-- Your objective --
Your task is to copy every line of the records below that contains "appropriated".

---

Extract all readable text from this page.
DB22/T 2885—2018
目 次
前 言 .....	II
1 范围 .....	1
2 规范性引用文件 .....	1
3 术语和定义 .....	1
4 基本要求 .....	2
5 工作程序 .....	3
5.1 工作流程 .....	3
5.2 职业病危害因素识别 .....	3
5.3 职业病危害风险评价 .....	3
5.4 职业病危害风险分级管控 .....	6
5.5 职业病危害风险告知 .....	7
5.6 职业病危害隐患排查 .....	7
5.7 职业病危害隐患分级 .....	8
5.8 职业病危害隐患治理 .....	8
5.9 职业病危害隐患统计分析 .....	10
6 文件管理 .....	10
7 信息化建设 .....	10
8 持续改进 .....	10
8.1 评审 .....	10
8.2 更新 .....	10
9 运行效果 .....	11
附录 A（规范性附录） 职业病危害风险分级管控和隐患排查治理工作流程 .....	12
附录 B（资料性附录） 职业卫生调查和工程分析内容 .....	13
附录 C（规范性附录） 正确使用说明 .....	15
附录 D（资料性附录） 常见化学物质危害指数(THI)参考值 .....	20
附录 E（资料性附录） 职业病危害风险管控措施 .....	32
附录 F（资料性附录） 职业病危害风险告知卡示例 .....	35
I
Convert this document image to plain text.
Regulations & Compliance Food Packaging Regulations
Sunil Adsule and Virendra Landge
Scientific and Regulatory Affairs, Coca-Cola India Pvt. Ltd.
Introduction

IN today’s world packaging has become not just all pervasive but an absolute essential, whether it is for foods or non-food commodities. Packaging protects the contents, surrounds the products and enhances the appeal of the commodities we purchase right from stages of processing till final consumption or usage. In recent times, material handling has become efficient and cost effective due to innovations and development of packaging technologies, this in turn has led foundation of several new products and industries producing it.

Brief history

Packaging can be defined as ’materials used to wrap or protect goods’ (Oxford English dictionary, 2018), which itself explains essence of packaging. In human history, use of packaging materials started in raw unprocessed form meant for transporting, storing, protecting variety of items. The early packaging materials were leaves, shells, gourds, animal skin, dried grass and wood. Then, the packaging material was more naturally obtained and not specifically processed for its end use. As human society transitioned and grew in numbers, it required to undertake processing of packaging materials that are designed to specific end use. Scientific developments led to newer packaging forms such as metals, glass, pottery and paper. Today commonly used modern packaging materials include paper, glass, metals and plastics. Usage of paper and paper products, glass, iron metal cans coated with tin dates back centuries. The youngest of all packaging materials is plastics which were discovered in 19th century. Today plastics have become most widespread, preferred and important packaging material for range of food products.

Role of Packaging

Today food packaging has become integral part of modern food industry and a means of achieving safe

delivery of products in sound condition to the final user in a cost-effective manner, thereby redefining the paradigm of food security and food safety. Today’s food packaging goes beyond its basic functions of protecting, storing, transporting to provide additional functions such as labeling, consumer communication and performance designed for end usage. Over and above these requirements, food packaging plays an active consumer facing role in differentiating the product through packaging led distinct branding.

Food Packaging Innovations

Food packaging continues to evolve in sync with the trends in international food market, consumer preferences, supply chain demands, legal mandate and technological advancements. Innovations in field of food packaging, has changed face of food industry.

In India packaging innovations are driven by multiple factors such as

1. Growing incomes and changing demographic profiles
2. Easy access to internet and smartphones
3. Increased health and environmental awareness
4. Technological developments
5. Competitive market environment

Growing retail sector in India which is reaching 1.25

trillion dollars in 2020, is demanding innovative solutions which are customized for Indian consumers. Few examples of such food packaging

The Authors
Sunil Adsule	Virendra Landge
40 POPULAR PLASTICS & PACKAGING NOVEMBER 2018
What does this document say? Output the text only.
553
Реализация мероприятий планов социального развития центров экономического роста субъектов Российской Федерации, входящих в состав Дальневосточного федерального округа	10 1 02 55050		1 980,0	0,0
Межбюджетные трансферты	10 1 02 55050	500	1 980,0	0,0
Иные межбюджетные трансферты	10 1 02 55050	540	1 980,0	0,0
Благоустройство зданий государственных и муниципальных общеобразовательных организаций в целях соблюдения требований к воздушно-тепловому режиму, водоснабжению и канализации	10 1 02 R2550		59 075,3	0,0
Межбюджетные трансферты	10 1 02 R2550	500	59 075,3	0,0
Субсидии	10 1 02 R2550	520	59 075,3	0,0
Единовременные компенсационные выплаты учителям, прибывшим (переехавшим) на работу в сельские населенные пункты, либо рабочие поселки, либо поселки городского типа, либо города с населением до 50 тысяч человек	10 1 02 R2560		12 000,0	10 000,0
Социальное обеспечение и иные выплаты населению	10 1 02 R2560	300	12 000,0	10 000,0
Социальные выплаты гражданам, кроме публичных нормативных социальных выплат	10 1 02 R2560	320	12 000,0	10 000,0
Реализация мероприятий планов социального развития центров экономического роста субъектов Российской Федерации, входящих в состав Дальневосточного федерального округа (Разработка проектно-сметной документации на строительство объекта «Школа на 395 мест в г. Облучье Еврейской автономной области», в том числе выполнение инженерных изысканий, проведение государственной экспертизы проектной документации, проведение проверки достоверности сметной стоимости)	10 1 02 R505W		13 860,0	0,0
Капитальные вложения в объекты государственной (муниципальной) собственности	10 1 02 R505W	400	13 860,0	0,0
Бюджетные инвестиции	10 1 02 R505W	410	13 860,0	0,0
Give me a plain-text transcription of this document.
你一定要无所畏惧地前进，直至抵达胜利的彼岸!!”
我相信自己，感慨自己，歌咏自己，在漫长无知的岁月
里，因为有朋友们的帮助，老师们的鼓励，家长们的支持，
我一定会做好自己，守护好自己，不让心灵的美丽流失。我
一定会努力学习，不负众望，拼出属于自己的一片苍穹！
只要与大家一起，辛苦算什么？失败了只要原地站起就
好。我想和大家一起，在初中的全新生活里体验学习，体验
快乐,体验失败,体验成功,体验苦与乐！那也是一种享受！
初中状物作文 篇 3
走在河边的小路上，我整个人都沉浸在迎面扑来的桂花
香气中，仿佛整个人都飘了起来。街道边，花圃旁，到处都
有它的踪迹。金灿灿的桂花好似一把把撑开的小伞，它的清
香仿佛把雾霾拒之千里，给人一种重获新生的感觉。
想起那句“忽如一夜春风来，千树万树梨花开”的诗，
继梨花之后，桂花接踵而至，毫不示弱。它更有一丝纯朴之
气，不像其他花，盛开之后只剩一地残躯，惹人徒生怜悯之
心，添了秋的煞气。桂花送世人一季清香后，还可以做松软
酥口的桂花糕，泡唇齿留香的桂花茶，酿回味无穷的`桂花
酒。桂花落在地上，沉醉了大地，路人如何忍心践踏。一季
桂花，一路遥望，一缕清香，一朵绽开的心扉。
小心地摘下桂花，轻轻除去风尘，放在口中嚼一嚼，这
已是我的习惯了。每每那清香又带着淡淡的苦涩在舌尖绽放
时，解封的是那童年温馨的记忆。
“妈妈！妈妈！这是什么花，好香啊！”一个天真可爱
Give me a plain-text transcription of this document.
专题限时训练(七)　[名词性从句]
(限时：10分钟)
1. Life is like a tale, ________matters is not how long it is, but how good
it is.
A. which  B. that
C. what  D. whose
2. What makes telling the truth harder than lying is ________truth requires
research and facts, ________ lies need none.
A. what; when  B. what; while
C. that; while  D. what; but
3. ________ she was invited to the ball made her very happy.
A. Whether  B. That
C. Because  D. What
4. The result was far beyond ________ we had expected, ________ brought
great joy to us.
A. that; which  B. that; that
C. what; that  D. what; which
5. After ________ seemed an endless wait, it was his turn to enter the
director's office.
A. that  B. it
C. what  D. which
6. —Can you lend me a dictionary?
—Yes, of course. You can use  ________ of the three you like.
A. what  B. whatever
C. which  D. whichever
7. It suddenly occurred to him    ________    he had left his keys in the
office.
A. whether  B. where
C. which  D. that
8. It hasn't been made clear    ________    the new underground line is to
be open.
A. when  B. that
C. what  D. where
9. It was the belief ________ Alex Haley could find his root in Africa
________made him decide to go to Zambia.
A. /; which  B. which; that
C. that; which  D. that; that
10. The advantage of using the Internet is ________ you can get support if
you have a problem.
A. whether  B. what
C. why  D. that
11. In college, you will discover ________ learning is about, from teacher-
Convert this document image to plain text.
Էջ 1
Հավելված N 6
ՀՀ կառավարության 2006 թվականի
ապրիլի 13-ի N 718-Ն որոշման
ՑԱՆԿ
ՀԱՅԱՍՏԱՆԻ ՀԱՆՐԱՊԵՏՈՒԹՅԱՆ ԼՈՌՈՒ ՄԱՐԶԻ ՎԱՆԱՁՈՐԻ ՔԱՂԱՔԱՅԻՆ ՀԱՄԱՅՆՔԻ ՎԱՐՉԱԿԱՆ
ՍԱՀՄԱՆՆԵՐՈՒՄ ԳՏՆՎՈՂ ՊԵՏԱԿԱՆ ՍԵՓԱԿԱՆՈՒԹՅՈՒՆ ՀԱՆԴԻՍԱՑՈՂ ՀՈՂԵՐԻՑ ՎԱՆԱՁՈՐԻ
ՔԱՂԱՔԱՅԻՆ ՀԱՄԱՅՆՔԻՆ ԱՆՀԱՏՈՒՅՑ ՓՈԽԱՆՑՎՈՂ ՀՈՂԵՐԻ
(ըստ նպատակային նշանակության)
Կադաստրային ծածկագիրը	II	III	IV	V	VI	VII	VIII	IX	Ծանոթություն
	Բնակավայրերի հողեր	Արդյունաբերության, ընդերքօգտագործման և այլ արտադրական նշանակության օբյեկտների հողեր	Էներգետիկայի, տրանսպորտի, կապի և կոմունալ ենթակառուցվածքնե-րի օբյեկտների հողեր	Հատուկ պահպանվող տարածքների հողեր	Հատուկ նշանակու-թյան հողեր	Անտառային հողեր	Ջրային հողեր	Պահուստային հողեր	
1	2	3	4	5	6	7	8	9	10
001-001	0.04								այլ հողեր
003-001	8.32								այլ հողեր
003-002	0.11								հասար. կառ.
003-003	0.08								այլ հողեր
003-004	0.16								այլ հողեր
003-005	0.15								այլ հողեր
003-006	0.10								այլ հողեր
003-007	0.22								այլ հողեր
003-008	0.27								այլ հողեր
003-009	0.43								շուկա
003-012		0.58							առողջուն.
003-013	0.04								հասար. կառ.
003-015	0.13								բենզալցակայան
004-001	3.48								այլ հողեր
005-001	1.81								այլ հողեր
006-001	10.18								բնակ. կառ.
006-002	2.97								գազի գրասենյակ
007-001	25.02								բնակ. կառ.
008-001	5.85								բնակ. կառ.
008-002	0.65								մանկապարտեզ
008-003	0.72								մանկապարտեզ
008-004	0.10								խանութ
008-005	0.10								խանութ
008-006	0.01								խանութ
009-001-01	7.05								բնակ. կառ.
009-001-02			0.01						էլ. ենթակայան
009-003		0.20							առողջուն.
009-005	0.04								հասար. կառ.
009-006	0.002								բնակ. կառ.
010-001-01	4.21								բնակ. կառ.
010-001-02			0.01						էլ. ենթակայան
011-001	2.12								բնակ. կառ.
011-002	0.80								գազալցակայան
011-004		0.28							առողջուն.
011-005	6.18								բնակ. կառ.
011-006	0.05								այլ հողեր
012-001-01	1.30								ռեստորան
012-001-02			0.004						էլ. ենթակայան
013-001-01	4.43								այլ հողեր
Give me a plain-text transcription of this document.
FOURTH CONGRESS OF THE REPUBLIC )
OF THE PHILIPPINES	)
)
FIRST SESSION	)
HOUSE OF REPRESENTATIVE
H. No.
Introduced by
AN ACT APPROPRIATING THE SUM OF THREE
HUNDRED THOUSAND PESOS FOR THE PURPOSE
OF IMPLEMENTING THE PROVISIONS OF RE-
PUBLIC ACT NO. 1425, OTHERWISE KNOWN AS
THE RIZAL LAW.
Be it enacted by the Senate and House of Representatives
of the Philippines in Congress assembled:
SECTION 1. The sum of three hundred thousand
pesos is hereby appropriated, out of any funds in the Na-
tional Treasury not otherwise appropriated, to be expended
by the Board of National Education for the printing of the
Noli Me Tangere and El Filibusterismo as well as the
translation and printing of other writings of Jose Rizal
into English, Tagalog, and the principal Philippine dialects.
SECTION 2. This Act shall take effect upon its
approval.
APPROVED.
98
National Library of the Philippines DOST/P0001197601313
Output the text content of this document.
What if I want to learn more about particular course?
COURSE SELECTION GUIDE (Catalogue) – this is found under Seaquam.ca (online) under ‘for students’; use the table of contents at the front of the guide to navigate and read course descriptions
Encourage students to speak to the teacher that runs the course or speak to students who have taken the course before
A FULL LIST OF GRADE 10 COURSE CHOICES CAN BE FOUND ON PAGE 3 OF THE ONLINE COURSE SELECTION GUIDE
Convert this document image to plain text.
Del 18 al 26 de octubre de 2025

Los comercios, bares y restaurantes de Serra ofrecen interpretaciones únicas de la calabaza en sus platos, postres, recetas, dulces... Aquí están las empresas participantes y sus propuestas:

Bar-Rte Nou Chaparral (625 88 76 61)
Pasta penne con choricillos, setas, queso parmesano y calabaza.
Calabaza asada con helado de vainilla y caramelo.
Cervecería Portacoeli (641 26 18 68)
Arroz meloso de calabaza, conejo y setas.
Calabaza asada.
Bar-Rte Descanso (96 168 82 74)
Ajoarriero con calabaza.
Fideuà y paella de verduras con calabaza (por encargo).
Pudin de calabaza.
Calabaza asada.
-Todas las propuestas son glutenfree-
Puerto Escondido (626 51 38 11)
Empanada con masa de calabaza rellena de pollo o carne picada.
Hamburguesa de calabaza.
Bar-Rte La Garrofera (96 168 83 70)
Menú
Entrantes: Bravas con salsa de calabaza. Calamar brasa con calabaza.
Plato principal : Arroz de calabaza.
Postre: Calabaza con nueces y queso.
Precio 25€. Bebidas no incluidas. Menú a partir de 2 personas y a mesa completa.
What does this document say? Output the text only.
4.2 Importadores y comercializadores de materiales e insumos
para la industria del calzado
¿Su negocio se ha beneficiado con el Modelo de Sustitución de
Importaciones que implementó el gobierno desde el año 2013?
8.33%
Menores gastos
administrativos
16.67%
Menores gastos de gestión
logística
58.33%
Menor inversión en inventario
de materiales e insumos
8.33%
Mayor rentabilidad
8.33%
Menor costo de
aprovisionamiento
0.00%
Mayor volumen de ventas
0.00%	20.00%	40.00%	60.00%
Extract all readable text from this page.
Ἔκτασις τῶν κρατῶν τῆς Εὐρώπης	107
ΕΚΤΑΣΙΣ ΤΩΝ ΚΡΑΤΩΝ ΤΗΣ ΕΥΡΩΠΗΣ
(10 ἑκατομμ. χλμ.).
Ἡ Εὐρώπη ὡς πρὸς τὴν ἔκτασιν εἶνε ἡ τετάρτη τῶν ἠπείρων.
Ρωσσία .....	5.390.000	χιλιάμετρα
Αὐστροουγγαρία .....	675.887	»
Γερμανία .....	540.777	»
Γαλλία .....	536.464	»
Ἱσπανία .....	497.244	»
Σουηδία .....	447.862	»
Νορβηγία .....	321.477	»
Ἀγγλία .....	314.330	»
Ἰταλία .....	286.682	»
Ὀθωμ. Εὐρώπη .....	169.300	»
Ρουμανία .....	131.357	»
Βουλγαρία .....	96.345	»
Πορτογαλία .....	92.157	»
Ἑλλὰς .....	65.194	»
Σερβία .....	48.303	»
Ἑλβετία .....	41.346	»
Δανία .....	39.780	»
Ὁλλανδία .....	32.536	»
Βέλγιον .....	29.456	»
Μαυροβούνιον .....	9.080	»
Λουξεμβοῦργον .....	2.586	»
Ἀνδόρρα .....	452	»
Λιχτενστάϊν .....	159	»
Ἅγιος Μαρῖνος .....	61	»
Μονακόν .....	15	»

---

-- Answer --
pesos is hereby appropriated, out of any funds in the Na-
tional Treasury not otherwise appropriated, to be expended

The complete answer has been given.